Skip the pictures and quote all of the lines exactly.
──────── Source records ────────
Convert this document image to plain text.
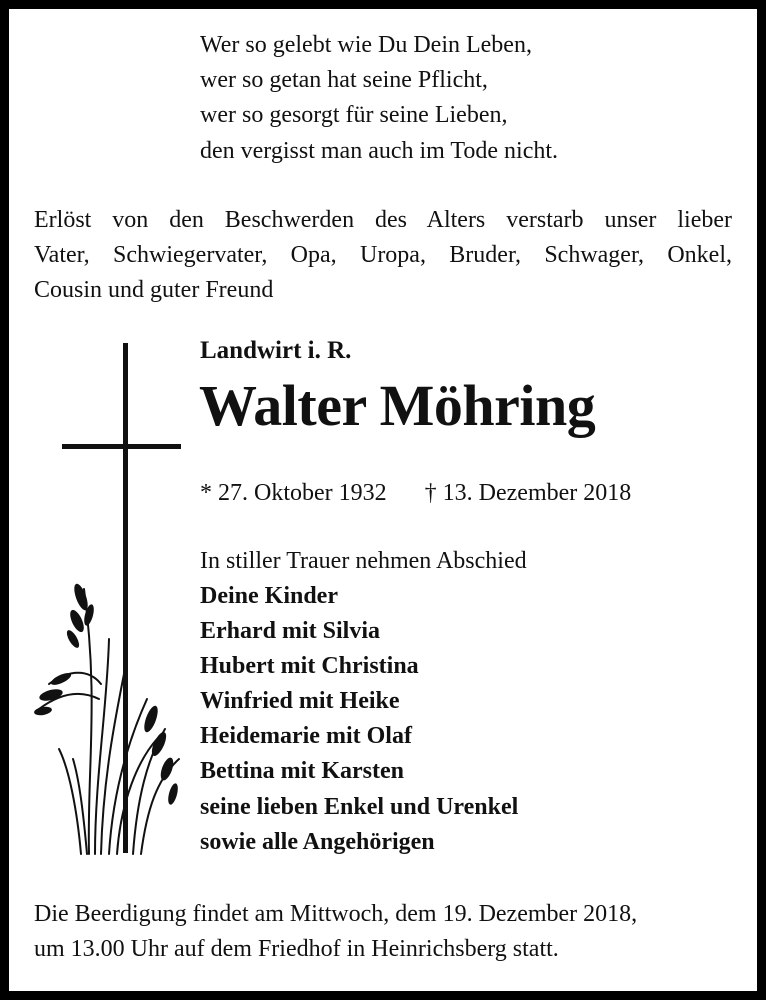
Wer so gelebt wie Du Dein Leben,
wer so getan hat seine Pflicht,
wer so gesorgt für seine Lieben,
den vergisst man auch im Tode nicht.
Erlöst von den Beschwerden des Alters verstarb unser lieber
Vater, Schwiegervater, Opa, Uropa, Bruder, Schwager, Onkel,
Cousin und guter Freund
Landwirt i. R.
Walter Möhring
* 27. Oktober 1932 † 13. Dezember 2018
In stiller Trauer nehmen Abschied
Deine Kinder
Erhard mit Silvia
Hubert mit Christina
Winfried mit Heike
Heidemarie mit Olaf
Bettina mit Karsten
seine lieben Enkel und Urenkel
sowie alle Angehörigen
Die Beerdigung findet am Mittwoch, dem 19. Dezember 2018,
um 13.00 Uhr auf dem Friedhof in Heinrichsberg statt.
────────
* [Response to the exercise]:
Convert this document image to plain text.
Wer so gelebt wie Du Dein Leben,
wer so getan hat seine Pflicht,
wer so gesorgt für seine Lieben,
den vergisst man auch im Tode nicht.
Erlöst von den Beschwerden des Alters verstarb unser lieber
Vater, Schwiegervater, Opa, Uropa, Bruder, Schwager, Onkel,
Cousin und guter Freund
Landwirt i. R.
Walter Möhring
* 27. Oktober 1932 † 13. Dezember 2018
In stiller Trauer nehmen Abschied
Deine Kinder
Erhard mit Silvia
Hubert mit Christina
Winfried mit Heike
Heidemarie mit Olaf
Bettina mit Karsten
seine lieben Enkel und Urenkel
sowie alle Angehörigen
Die Beerdigung findet am Mittwoch, dem 19. Dezember 2018,
um 13.00 Uhr auf dem Friedhof in Heinrichsberg statt.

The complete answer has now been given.